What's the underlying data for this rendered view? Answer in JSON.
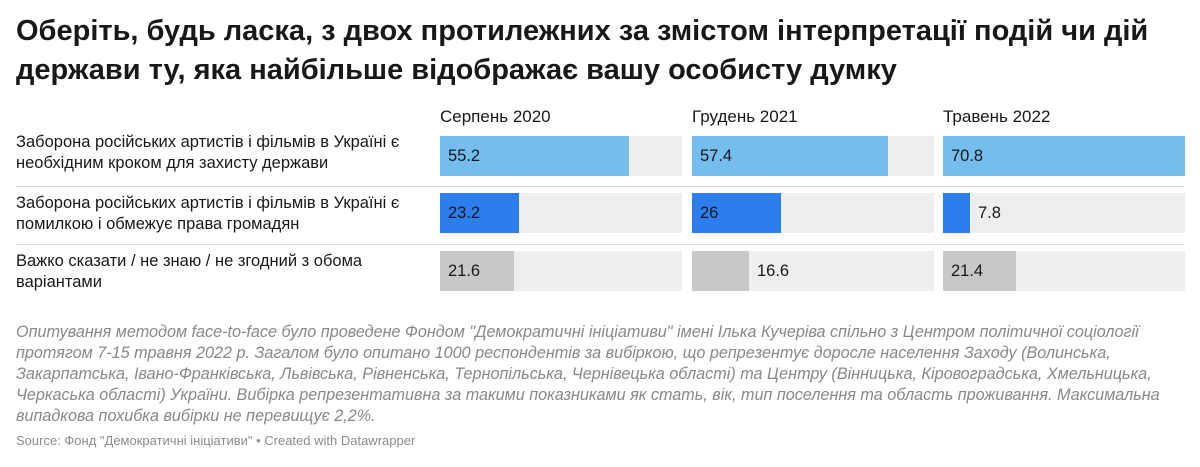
{
  "title": "Оберіть, будь ласка, з двох протилежних за змістом інтерпретації подій чи дій держави ту, яка найбільше відображає вашу особисту думку",
  "chart_data": {
    "type": "bar",
    "orientation": "horizontal",
    "columns": [
      "Серпень 2020",
      "Грудень 2021",
      "Травень 2022"
    ],
    "rows": [
      "Заборона російських артистів і фільмів в Україні є необхідним кроком для захисту держави",
      "Заборона російських артистів і фільмів в Україні є помилкою і обмежує права громадян",
      "Важко сказати / не знаю / не згодний з обома варіантами"
    ],
    "values": [
      [
        55.2,
        57.4,
        70.8
      ],
      [
        23.2,
        26,
        7.8
      ],
      [
        21.6,
        16.6,
        21.4
      ]
    ],
    "labels": [
      [
        "55.2",
        "57.4",
        "70.8"
      ],
      [
        "23.2",
        "26",
        "7.8"
      ],
      [
        "21.6",
        "16.6",
        "21.4"
      ]
    ],
    "colors": [
      "#74bdec",
      "#2c7ded",
      "#c8c8c8"
    ],
    "track_color": "#eeeeee",
    "xlim": [
      0,
      70.8
    ]
  },
  "notes": "Опитування методом face-to-face було проведене Фондом \"Демократичні ініціативи\" імені Ілька Кучеріва спільно з Центром політичної соціології протягом 7-15 травня 2022 р. Загалом було опитано 1000 респондентів за вибіркою, що репрезентує доросле населення Заходу (Волинська, Закарпатська, Івано-Франківська, Львівська, Рівненська, Тернопільська, Чернівецька області) та Центру (Вінницька, Кіровоградська, Хмельницька, Черкаська області) України. Вибірка репрезентативна за такими показниками як стать, вік, тип поселення та область проживання. Максимальна випадкова похибка вибірки не перевищує 2,2%.",
  "source": "Source: Фонд \"Демократичні ініціативи\" • Created with Datawrapper"
}
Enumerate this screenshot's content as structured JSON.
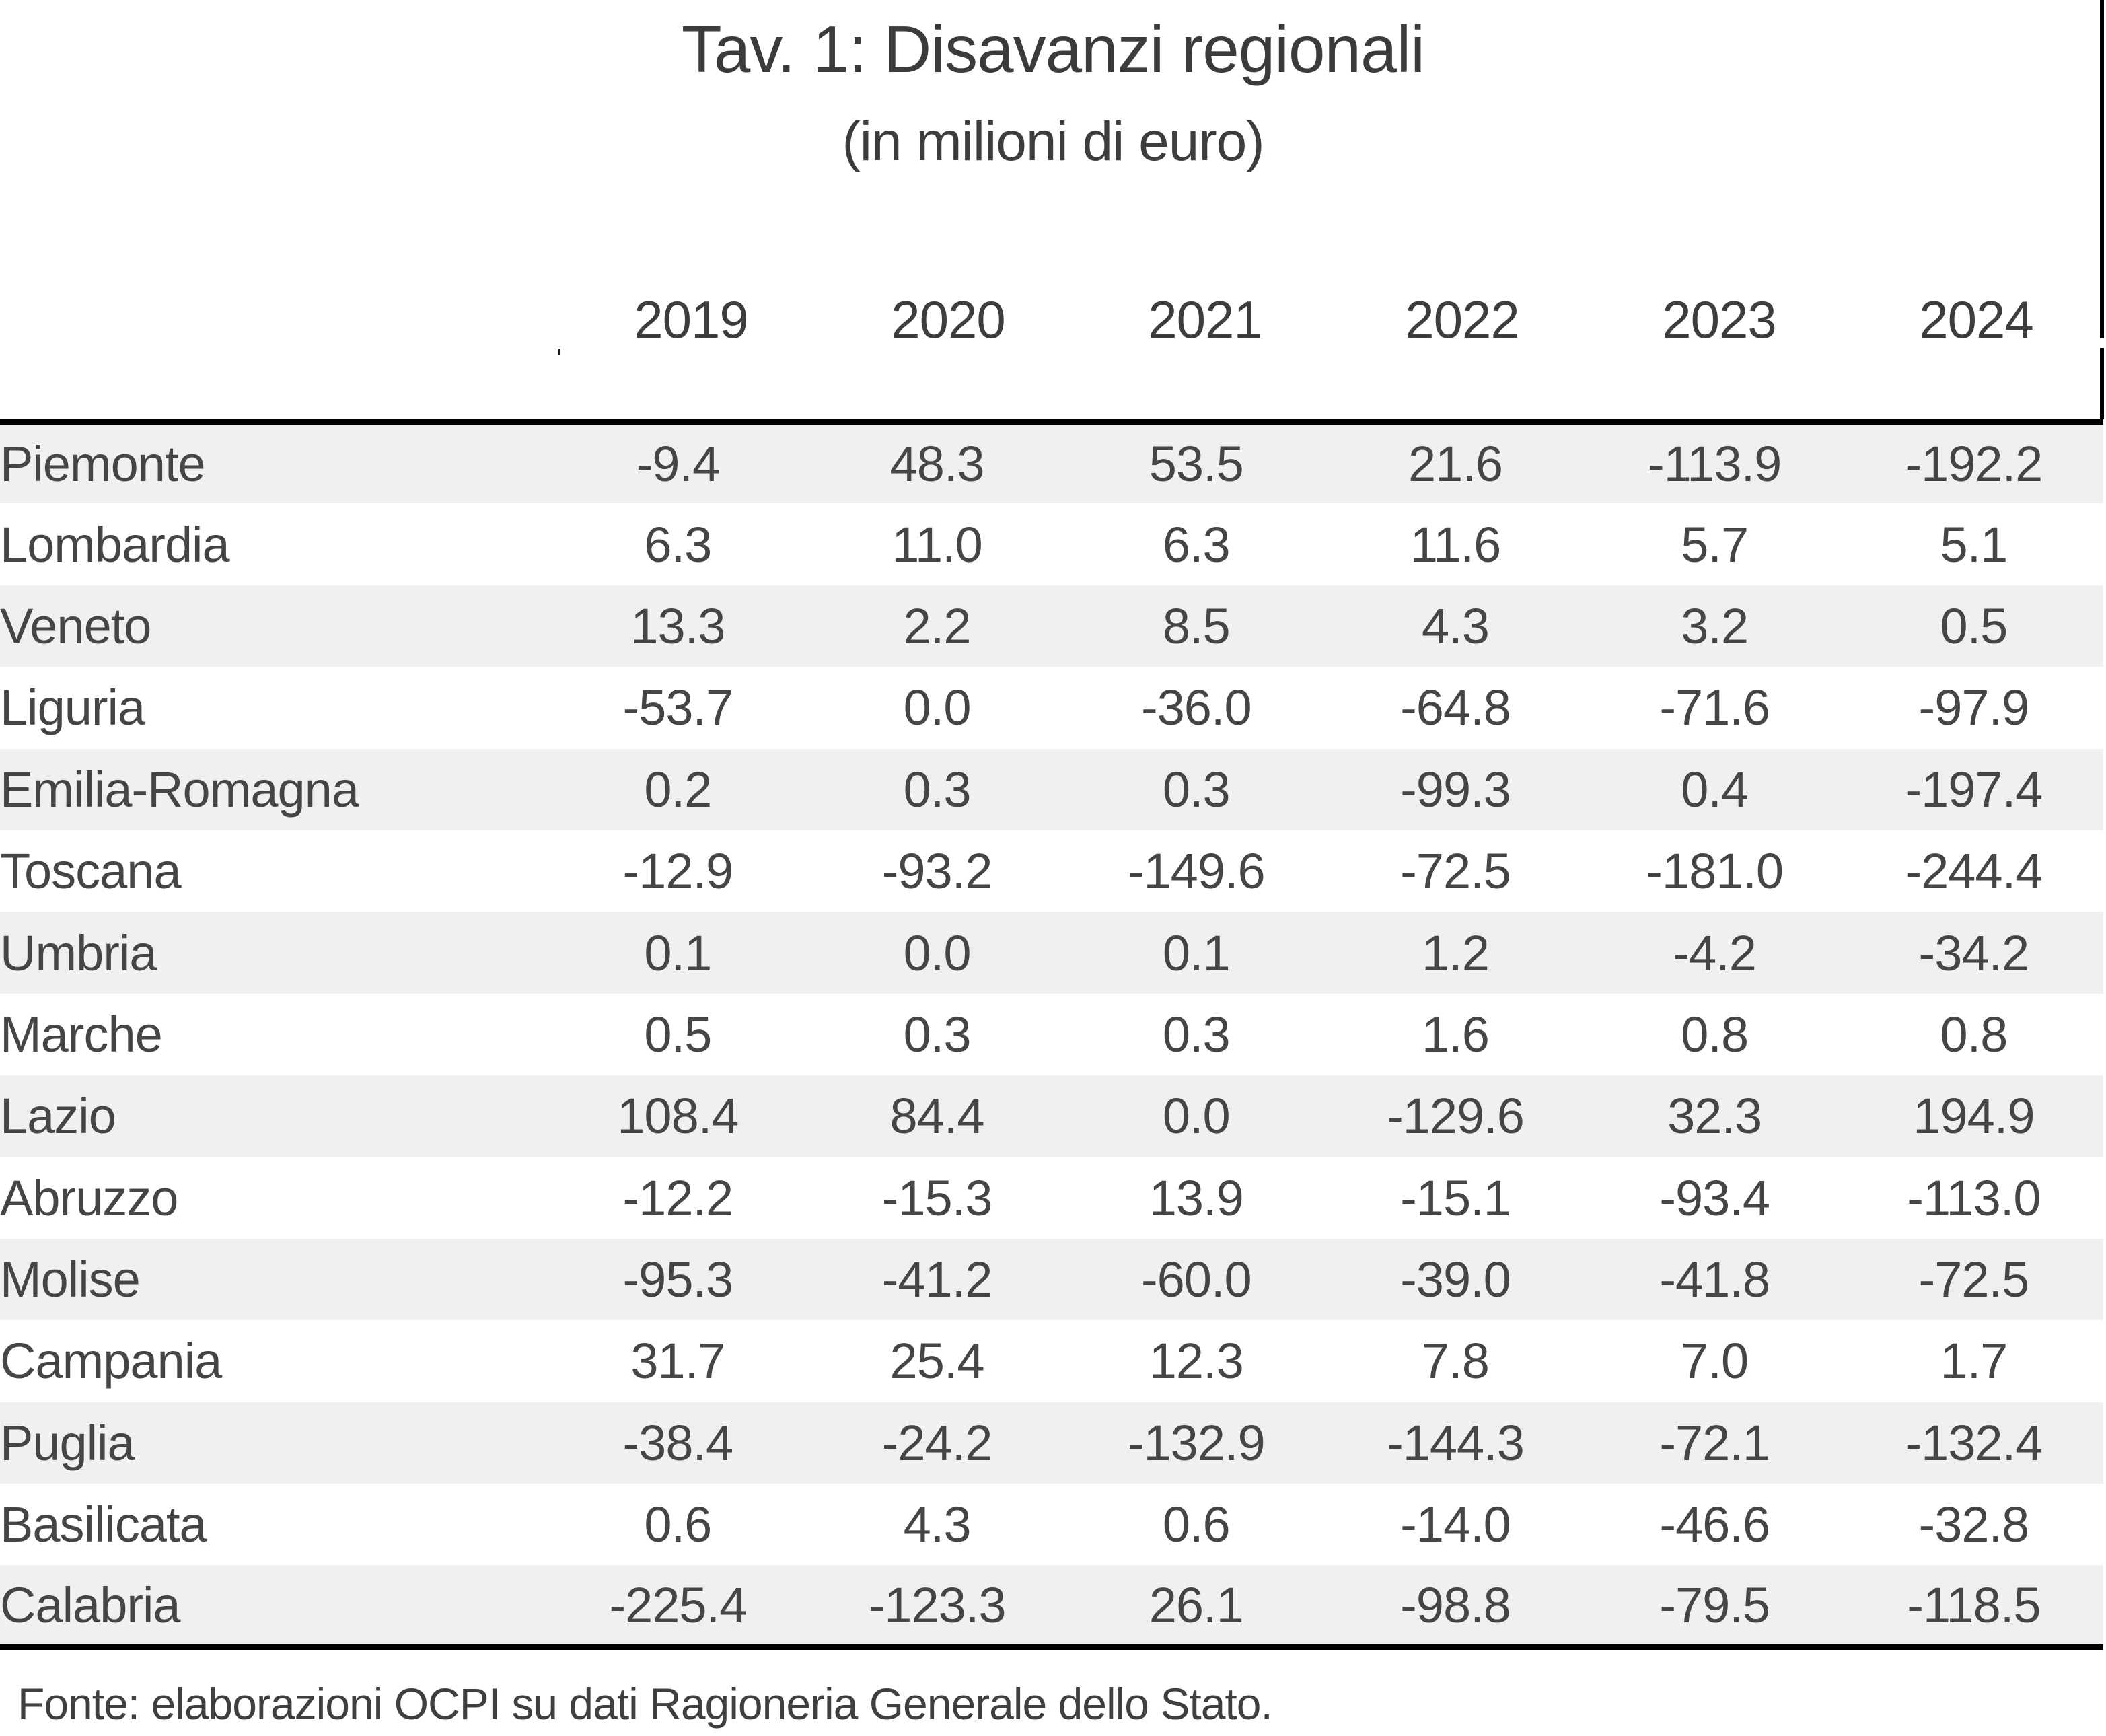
{
  "page": {
    "title": "Tav. 1: Disavanzi regionali",
    "subtitle": "(in milioni di euro)",
    "source": "Fonte: elaborazioni OCPI su dati Ragioneria Generale dello Stato."
  },
  "colors": {
    "background": "#ffffff",
    "row_stripe": "#f0f0f0",
    "text": "#404040",
    "table_border": "#000000"
  },
  "chart_data": {
    "type": "table",
    "title": "Tav. 1: Disavanzi regionali",
    "subtitle": "(in milioni di euro)",
    "unit": "milioni di euro",
    "columns": [
      "2019",
      "2020",
      "2021",
      "2022",
      "2023",
      "2024"
    ],
    "rows": [
      {
        "region": "Piemonte",
        "values": [
          "-9.4",
          "48.3",
          "53.5",
          "21.6",
          "-113.9",
          "-192.2"
        ]
      },
      {
        "region": "Lombardia",
        "values": [
          "6.3",
          "11.0",
          "6.3",
          "11.6",
          "5.7",
          "5.1"
        ]
      },
      {
        "region": "Veneto",
        "values": [
          "13.3",
          "2.2",
          "8.5",
          "4.3",
          "3.2",
          "0.5"
        ]
      },
      {
        "region": "Liguria",
        "values": [
          "-53.7",
          "0.0",
          "-36.0",
          "-64.8",
          "-71.6",
          "-97.9"
        ]
      },
      {
        "region": "Emilia-Romagna",
        "values": [
          "0.2",
          "0.3",
          "0.3",
          "-99.3",
          "0.4",
          "-197.4"
        ]
      },
      {
        "region": "Toscana",
        "values": [
          "-12.9",
          "-93.2",
          "-149.6",
          "-72.5",
          "-181.0",
          "-244.4"
        ]
      },
      {
        "region": "Umbria",
        "values": [
          "0.1",
          "0.0",
          "0.1",
          "1.2",
          "-4.2",
          "-34.2"
        ]
      },
      {
        "region": "Marche",
        "values": [
          "0.5",
          "0.3",
          "0.3",
          "1.6",
          "0.8",
          "0.8"
        ]
      },
      {
        "region": "Lazio",
        "values": [
          "108.4",
          "84.4",
          "0.0",
          "-129.6",
          "32.3",
          "194.9"
        ]
      },
      {
        "region": "Abruzzo",
        "values": [
          "-12.2",
          "-15.3",
          "13.9",
          "-15.1",
          "-93.4",
          "-113.0"
        ]
      },
      {
        "region": "Molise",
        "values": [
          "-95.3",
          "-41.2",
          "-60.0",
          "-39.0",
          "-41.8",
          "-72.5"
        ]
      },
      {
        "region": "Campania",
        "values": [
          "31.7",
          "25.4",
          "12.3",
          "7.8",
          "7.0",
          "1.7"
        ]
      },
      {
        "region": "Puglia",
        "values": [
          "-38.4",
          "-24.2",
          "-132.9",
          "-144.3",
          "-72.1",
          "-132.4"
        ]
      },
      {
        "region": "Basilicata",
        "values": [
          "0.6",
          "4.3",
          "0.6",
          "-14.0",
          "-46.6",
          "-32.8"
        ]
      },
      {
        "region": "Calabria",
        "values": [
          "-225.4",
          "-123.3",
          "26.1",
          "-98.8",
          "-79.5",
          "-118.5"
        ]
      }
    ],
    "source": "Fonte: elaborazioni OCPI su dati Ragioneria Generale dello Stato.",
    "layout": {
      "stripes": "odd-rows-gray",
      "legend": "none",
      "grid": "none",
      "first_column": "region names left-aligned, year columns centered"
    }
  }
}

# Do this:
Copy each line of the preceding data that contains the string "elaborazioni".

# Expected output:
    "source": "Fonte: elaborazioni OCPI su dati Ragioneria Generale dello Stato."
    "source": "Fonte: elaborazioni OCPI su dati Ragioneria Generale dello Stato.",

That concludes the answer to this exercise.